## [Exercise goal]
Pick out each row below that contains the string "congressional", and copy every such row in full. Letter case matters when matching.

## [Dataset entries]

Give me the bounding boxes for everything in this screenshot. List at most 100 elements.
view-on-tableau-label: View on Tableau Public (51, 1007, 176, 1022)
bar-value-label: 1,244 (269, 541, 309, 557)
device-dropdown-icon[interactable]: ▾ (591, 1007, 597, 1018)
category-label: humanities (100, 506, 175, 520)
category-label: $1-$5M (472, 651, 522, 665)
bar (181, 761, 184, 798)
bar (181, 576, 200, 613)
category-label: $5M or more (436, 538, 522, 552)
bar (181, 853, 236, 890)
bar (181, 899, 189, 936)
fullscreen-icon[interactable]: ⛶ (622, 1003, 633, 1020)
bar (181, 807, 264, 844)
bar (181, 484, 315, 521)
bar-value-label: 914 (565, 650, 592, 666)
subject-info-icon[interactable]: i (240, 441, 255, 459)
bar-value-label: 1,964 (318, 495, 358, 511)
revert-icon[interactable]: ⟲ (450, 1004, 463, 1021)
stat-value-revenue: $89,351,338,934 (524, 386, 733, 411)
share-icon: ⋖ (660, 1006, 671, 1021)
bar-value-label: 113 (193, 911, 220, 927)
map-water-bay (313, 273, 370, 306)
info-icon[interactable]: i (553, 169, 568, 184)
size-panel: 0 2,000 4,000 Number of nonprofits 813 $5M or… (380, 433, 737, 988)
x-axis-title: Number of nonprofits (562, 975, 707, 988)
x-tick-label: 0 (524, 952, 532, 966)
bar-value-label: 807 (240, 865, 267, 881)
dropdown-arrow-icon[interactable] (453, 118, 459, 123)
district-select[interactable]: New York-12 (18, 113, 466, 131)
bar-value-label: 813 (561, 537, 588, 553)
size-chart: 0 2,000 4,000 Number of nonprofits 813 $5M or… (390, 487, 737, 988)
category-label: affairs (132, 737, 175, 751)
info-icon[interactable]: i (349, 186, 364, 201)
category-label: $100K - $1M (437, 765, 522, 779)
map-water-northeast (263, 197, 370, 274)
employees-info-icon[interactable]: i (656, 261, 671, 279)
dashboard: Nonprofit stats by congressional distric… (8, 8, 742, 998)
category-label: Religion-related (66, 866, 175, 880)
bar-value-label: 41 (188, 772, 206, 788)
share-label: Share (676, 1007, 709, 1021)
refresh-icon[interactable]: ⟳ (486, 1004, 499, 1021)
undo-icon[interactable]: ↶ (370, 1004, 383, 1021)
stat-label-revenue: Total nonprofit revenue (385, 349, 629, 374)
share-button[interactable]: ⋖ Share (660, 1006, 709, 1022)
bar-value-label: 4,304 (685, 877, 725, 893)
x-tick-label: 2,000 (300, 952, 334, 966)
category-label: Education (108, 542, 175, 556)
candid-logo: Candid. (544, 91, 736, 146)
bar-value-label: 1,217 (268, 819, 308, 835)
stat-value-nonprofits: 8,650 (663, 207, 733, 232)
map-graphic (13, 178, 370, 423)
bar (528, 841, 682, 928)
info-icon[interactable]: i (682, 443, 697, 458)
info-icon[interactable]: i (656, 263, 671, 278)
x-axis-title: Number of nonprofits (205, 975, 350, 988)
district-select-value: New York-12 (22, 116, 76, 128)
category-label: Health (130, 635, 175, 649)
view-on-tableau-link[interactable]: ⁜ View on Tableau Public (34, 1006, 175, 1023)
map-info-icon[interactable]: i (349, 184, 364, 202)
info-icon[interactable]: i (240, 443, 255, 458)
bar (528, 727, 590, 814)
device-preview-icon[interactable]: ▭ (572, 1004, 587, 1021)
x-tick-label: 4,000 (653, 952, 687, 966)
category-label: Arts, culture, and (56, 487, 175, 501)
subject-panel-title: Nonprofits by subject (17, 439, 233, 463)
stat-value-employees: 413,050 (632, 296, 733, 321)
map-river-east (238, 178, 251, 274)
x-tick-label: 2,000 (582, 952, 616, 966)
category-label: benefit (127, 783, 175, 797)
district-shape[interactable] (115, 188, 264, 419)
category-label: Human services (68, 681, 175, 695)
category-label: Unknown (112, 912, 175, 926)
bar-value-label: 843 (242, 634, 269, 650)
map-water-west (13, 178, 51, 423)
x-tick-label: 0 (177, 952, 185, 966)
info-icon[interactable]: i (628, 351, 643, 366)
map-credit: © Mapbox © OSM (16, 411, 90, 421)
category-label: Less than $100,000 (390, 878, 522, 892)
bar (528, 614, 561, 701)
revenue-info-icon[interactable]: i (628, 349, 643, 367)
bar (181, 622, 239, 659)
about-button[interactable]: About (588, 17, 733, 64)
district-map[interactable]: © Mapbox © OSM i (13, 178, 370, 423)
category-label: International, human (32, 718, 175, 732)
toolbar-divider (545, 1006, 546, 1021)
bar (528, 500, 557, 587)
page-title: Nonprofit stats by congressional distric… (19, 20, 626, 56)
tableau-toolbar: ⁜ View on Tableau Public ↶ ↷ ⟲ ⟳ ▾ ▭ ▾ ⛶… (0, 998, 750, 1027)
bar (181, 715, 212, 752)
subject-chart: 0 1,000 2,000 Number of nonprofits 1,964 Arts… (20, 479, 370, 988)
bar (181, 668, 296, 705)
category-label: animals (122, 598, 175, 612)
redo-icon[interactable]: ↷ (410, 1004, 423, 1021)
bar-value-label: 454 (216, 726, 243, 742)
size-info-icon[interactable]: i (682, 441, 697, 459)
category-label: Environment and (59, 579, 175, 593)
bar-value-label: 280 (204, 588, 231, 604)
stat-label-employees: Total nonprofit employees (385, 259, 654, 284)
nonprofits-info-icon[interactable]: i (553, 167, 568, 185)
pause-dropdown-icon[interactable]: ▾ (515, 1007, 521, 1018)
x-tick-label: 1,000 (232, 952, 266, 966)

## [Finished exercise]
dashboard: Nonprofit stats by congressional distric… (8, 8, 742, 998)
page-title: Nonprofit stats by congressional distric… (19, 20, 626, 56)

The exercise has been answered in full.